What you need to do >>
Everything in the listing should be restated word for word.

Stored entries
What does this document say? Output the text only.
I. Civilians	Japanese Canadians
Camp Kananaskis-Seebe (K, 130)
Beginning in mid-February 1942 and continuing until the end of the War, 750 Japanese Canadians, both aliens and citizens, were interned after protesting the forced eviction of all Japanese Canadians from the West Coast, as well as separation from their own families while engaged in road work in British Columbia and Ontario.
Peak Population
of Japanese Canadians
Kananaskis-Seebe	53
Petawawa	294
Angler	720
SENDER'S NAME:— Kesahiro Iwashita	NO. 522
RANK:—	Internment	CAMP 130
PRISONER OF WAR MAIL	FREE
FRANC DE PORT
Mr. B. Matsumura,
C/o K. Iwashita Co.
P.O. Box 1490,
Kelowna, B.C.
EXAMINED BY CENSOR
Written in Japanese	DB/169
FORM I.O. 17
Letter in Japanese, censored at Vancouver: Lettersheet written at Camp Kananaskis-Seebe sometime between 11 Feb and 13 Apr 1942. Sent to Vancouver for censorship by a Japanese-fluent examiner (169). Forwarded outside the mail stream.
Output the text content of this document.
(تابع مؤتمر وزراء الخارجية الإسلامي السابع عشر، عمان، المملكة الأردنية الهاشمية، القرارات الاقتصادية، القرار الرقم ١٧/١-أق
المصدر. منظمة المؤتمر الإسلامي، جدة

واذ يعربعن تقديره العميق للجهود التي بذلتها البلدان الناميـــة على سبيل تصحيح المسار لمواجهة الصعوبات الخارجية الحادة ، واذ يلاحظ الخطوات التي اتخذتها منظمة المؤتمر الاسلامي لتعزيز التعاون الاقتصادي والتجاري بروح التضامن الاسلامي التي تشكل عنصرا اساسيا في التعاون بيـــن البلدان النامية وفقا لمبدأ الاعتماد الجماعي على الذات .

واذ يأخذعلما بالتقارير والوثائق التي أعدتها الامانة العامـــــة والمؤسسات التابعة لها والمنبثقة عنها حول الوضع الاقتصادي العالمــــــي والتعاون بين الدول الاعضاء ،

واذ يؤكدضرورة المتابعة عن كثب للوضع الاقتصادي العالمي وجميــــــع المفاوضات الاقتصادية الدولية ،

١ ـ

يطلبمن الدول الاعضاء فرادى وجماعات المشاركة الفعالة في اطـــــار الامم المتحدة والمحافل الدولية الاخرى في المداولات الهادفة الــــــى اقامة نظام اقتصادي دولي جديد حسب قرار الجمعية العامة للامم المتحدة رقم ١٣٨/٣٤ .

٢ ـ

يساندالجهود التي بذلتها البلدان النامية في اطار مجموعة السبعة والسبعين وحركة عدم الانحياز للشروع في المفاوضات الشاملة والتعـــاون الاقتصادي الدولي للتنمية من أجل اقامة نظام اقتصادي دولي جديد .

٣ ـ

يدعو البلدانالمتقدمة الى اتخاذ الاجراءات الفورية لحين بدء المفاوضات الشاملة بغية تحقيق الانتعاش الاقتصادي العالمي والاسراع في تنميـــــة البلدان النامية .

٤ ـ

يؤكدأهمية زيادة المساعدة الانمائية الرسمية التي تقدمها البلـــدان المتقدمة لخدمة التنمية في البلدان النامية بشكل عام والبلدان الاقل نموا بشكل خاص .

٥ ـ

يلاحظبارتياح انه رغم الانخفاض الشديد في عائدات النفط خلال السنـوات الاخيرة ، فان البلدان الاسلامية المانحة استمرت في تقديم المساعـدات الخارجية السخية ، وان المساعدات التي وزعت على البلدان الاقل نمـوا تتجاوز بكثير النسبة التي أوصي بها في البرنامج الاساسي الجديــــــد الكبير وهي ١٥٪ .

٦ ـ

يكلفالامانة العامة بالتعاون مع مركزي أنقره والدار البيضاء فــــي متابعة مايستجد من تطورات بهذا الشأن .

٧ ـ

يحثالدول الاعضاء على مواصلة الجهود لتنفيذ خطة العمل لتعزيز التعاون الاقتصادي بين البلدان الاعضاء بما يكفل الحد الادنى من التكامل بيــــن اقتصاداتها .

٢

Problem solution >>
What does this document say? Output the text only.
I. Civilians	Japanese Canadians
Camp Kananaskis-Seebe (K, 130)
Beginning in mid-February 1942 and continuing until the end of the War, 750 Japanese Canadians, both aliens and citizens, were interned after protesting the forced eviction of all Japanese Canadians from the West Coast, as well as separation from their own families while engaged in road work in British Columbia and Ontario.
Peak Population
of Japanese Canadians
Kananaskis-Seebe	53
Petawawa	294
Angler	720
SENDER'S NAME:— Kesahiro Iwashita	NO. 522
RANK:—	Internment	CAMP 130
PRISONER OF WAR MAIL	FREE
FRANC DE PORT
Mr. B. Matsumura,
C/o K. Iwashita Co.
P.O. Box 1490,
Kelowna, B.C.
EXAMINED BY CENSOR
Written in Japanese	DB/169
FORM I.O. 17
Letter in Japanese, censored at Vancouver: Lettersheet written at Camp Kananaskis-Seebe sometime between 11 Feb and 13 Apr 1942. Sent to Vancouver for censorship by a Japanese-fluent examiner (169). Forwarded outside the mail stream.
Output the text content of this document.
(تابع مؤتمر وزراء الخارجية الإسلامي السابع عشر، عمان، المملكة الأردنية الهاشمية، القرارات الاقتصادية، القرار الرقم ١٧/١-أق
المصدر. منظمة المؤتمر الإسلامي، جدة

واذ يعربعن تقديره العميق للجهود التي بذلتها البلدان الناميـــة على سبيل تصحيح المسار لمواجهة الصعوبات الخارجية الحادة ، واذ يلاحظ الخطوات التي اتخذتها منظمة المؤتمر الاسلامي لتعزيز التعاون الاقتصادي والتجاري بروح التضامن الاسلامي التي تشكل عنصرا اساسيا في التعاون بيـــن البلدان النامية وفقا لمبدأ الاعتماد الجماعي على الذات .

واذ يأخذعلما بالتقارير والوثائق التي أعدتها الامانة العامـــــة والمؤسسات التابعة لها والمنبثقة عنها حول الوضع الاقتصادي العالمــــــي والتعاون بين الدول الاعضاء ،

واذ يؤكدضرورة المتابعة عن كثب للوضع الاقتصادي العالمي وجميــــــع المفاوضات الاقتصادية الدولية ،

١ ـ

يطلبمن الدول الاعضاء فرادى وجماعات المشاركة الفعالة في اطـــــار الامم المتحدة والمحافل الدولية الاخرى في المداولات الهادفة الــــــى اقامة نظام اقتصادي دولي جديد حسب قرار الجمعية العامة للامم المتحدة رقم ١٣٨/٣٤ .

٢ ـ

يساندالجهود التي بذلتها البلدان النامية في اطار مجموعة السبعة والسبعين وحركة عدم الانحياز للشروع في المفاوضات الشاملة والتعـــاون الاقتصادي الدولي للتنمية من أجل اقامة نظام اقتصادي دولي جديد .

٣ ـ

يدعو البلدانالمتقدمة الى اتخاذ الاجراءات الفورية لحين بدء المفاوضات الشاملة بغية تحقيق الانتعاش الاقتصادي العالمي والاسراع في تنميـــــة البلدان النامية .

٤ ـ

يؤكدأهمية زيادة المساعدة الانمائية الرسمية التي تقدمها البلـــدان المتقدمة لخدمة التنمية في البلدان النامية بشكل عام والبلدان الاقل نموا بشكل خاص .

٥ ـ

يلاحظبارتياح انه رغم الانخفاض الشديد في عائدات النفط خلال السنـوات الاخيرة ، فان البلدان الاسلامية المانحة استمرت في تقديم المساعـدات الخارجية السخية ، وان المساعدات التي وزعت على البلدان الاقل نمـوا تتجاوز بكثير النسبة التي أوصي بها في البرنامج الاساسي الجديــــــد الكبير وهي ١٥٪ .

٦ ـ

يكلفالامانة العامة بالتعاون مع مركزي أنقره والدار البيضاء فــــي متابعة مايستجد من تطورات بهذا الشأن .

٧ ـ

يحثالدول الاعضاء على مواصلة الجهود لتنفيذ خطة العمل لتعزيز التعاون الاقتصادي بين البلدان الاعضاء بما يكفل الحد الادنى من التكامل بيــــن اقتصاداتها .

٢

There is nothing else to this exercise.